#### What you are asked to do
Copy every record below exactly as written, but leave out the pictures.
━━━━━ Records supplied
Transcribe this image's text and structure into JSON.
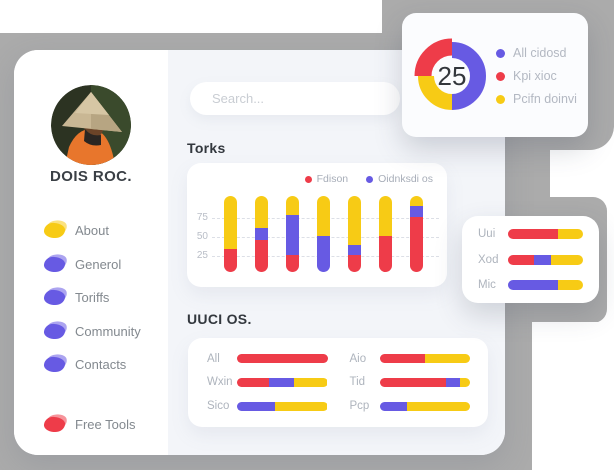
{
  "colors": {
    "red": "#ee3c49",
    "yellow": "#f7cb15",
    "purple": "#675ae3",
    "gray_bg": "#ababab",
    "content_bg": "#f3f5f9"
  },
  "profile": {
    "name": "DOIS ROC."
  },
  "search": {
    "placeholder": "Search..."
  },
  "sidebar": {
    "menu": [
      {
        "label": "About",
        "color": "#f7cb15"
      },
      {
        "label": "Generol",
        "color": "#675ae3"
      },
      {
        "label": "Toriffs",
        "color": "#675ae3"
      },
      {
        "label": "Community",
        "color": "#675ae3"
      },
      {
        "label": "Contacts",
        "color": "#675ae3"
      }
    ],
    "tools_item": {
      "label": "Free Tools",
      "color": "#ee3c49"
    }
  },
  "donut_card": {
    "center_value": "25",
    "type": "donut",
    "segments": [
      {
        "label": "All cidosd",
        "color": "#675ae3",
        "percent": 50,
        "exploded": false
      },
      {
        "label": "Pcifn doinvi",
        "color": "#f7cb15",
        "percent": 25,
        "exploded": false
      },
      {
        "label": "Kpi xioc",
        "color": "#ee3c49",
        "percent": 25,
        "exploded": true
      }
    ],
    "legend": [
      {
        "label": "All cidosd",
        "color": "#675ae3"
      },
      {
        "label": "Kpi xioc",
        "color": "#ee3c49"
      },
      {
        "label": "Pcifn doinvi",
        "color": "#f7cb15"
      }
    ]
  },
  "torks": {
    "title": "Torks",
    "type": "stacked-bar",
    "legend": [
      {
        "label": "Fdison",
        "color": "#ee3c49"
      },
      {
        "label": "Oidnksdi os",
        "color": "#675ae3"
      }
    ],
    "y_ticks": [
      75,
      50,
      25
    ],
    "ymax": 100,
    "bars": [
      {
        "red": 30,
        "purple": 0
      },
      {
        "red": 42,
        "purple": 16
      },
      {
        "red": 22,
        "purple": 53
      },
      {
        "red": 0,
        "purple": 48
      },
      {
        "red": 22,
        "purple": 14
      },
      {
        "red": 48,
        "purple": 0
      },
      {
        "red": 72,
        "purple": 15
      }
    ]
  },
  "uuci": {
    "title": "UUCI OS.",
    "type": "horizontal-stacked-bar",
    "rows": [
      {
        "label": "All",
        "segments": [
          {
            "color": "red",
            "pct": 100
          }
        ]
      },
      {
        "label": "Wxin",
        "segments": [
          {
            "color": "red",
            "pct": 35
          },
          {
            "color": "purple",
            "pct": 28
          },
          {
            "color": "yellow",
            "pct": 37
          }
        ]
      },
      {
        "label": "Sico",
        "segments": [
          {
            "color": "purple",
            "pct": 42
          },
          {
            "color": "yellow",
            "pct": 58
          }
        ]
      },
      {
        "label": "Aio",
        "segments": [
          {
            "color": "red",
            "pct": 50
          },
          {
            "color": "yellow",
            "pct": 50
          }
        ]
      },
      {
        "label": "Tid",
        "segments": [
          {
            "color": "red",
            "pct": 74
          },
          {
            "color": "purple",
            "pct": 15
          },
          {
            "color": "yellow",
            "pct": 11
          }
        ]
      },
      {
        "label": "Pcp",
        "segments": [
          {
            "color": "purple",
            "pct": 30
          },
          {
            "color": "yellow",
            "pct": 70
          }
        ]
      }
    ]
  },
  "side_card": {
    "type": "horizontal-stacked-bar",
    "rows": [
      {
        "label": "Uui",
        "segments": [
          {
            "color": "red",
            "pct": 66
          },
          {
            "color": "yellow",
            "pct": 34
          }
        ]
      },
      {
        "label": "Xod",
        "segments": [
          {
            "color": "red",
            "pct": 35
          },
          {
            "color": "purple",
            "pct": 22
          },
          {
            "color": "yellow",
            "pct": 43
          }
        ]
      },
      {
        "label": "Mic",
        "segments": [
          {
            "color": "purple",
            "pct": 66
          },
          {
            "color": "yellow",
            "pct": 34
          }
        ]
      }
    ]
  }
}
━━━━━━━━━━
#### Task result
Transcribe this image's text and structure into JSON.
{
  "colors": {
    "red": "#ee3c49",
    "yellow": "#f7cb15",
    "purple": "#675ae3",
    "gray_bg": "#ababab",
    "content_bg": "#f3f5f9"
  },
  "profile": {
    "name": "DOIS ROC."
  },
  "search": {
    "placeholder": "Search..."
  },
  "sidebar": {
    "menu": [
      {
        "label": "About",
        "color": "#f7cb15"
      },
      {
        "label": "Generol",
        "color": "#675ae3"
      },
      {
        "label": "Toriffs",
        "color": "#675ae3"
      },
      {
        "label": "Community",
        "color": "#675ae3"
      },
      {
        "label": "Contacts",
        "color": "#675ae3"
      }
    ],
    "tools_item": {
      "label": "Free Tools",
      "color": "#ee3c49"
    }
  },
  "donut_card": {
    "center_value": "25",
    "type": "donut",
    "segments": [
      {
        "label": "All cidosd",
        "color": "#675ae3",
        "percent": 50,
        "exploded": false
      },
      {
        "label": "Pcifn doinvi",
        "color": "#f7cb15",
        "percent": 25,
        "exploded": false
      },
      {
        "label": "Kpi xioc",
        "color": "#ee3c49",
        "percent": 25,
        "exploded": true
      }
    ],
    "legend": [
      {
        "label": "All cidosd",
        "color": "#675ae3"
      },
      {
        "label": "Kpi xioc",
        "color": "#ee3c49"
      },
      {
        "label": "Pcifn doinvi",
        "color": "#f7cb15"
      }
    ]
  },
  "torks": {
    "title": "Torks",
    "type": "stacked-bar",
    "legend": [
      {
        "label": "Fdison",
        "color": "#ee3c49"
      },
      {
        "label": "Oidnksdi os",
        "color": "#675ae3"
      }
    ],
    "y_ticks": [
      75,
      50,
      25
    ],
    "ymax": 100,
    "bars": [
      {
        "red": 30,
        "purple": 0
      },
      {
        "red": 42,
        "purple": 16
      },
      {
        "red": 22,
        "purple": 53
      },
      {
        "red": 0,
        "purple": 48
      },
      {
        "red": 22,
        "purple": 14
      },
      {
        "red": 48,
        "purple": 0
      },
      {
        "red": 72,
        "purple": 15
      }
    ]
  },
  "uuci": {
    "title": "UUCI OS.",
    "type": "horizontal-stacked-bar",
    "rows": [
      {
        "label": "All",
        "segments": [
          {
            "color": "red",
            "pct": 100
          }
        ]
      },
      {
        "label": "Wxin",
        "segments": [
          {
            "color": "red",
            "pct": 35
          },
          {
            "color": "purple",
            "pct": 28
          },
          {
            "color": "yellow",
            "pct": 37
          }
        ]
      },
      {
        "label": "Sico",
        "segments": [
          {
            "color": "purple",
            "pct": 42
          },
          {
            "color": "yellow",
            "pct": 58
          }
        ]
      },
      {
        "label": "Aio",
        "segments": [
          {
            "color": "red",
            "pct": 50
          },
          {
            "color": "yellow",
            "pct": 50
          }
        ]
      },
      {
        "label": "Tid",
        "segments": [
          {
            "color": "red",
            "pct": 74
          },
          {
            "color": "purple",
            "pct": 15
          },
          {
            "color": "yellow",
            "pct": 11
          }
        ]
      },
      {
        "label": "Pcp",
        "segments": [
          {
            "color": "purple",
            "pct": 30
          },
          {
            "color": "yellow",
            "pct": 70
          }
        ]
      }
    ]
  },
  "side_card": {
    "type": "horizontal-stacked-bar",
    "rows": [
      {
        "label": "Uui",
        "segments": [
          {
            "color": "red",
            "pct": 66
          },
          {
            "color": "yellow",
            "pct": 34
          }
        ]
      },
      {
        "label": "Xod",
        "segments": [
          {
            "color": "red",
            "pct": 35
          },
          {
            "color": "purple",
            "pct": 22
          },
          {
            "color": "yellow",
            "pct": 43
          }
        ]
      },
      {
        "label": "Mic",
        "segments": [
          {
            "color": "purple",
            "pct": 66
          },
          {
            "color": "yellow",
            "pct": 34
          }
        ]
      }
    ]
  }
}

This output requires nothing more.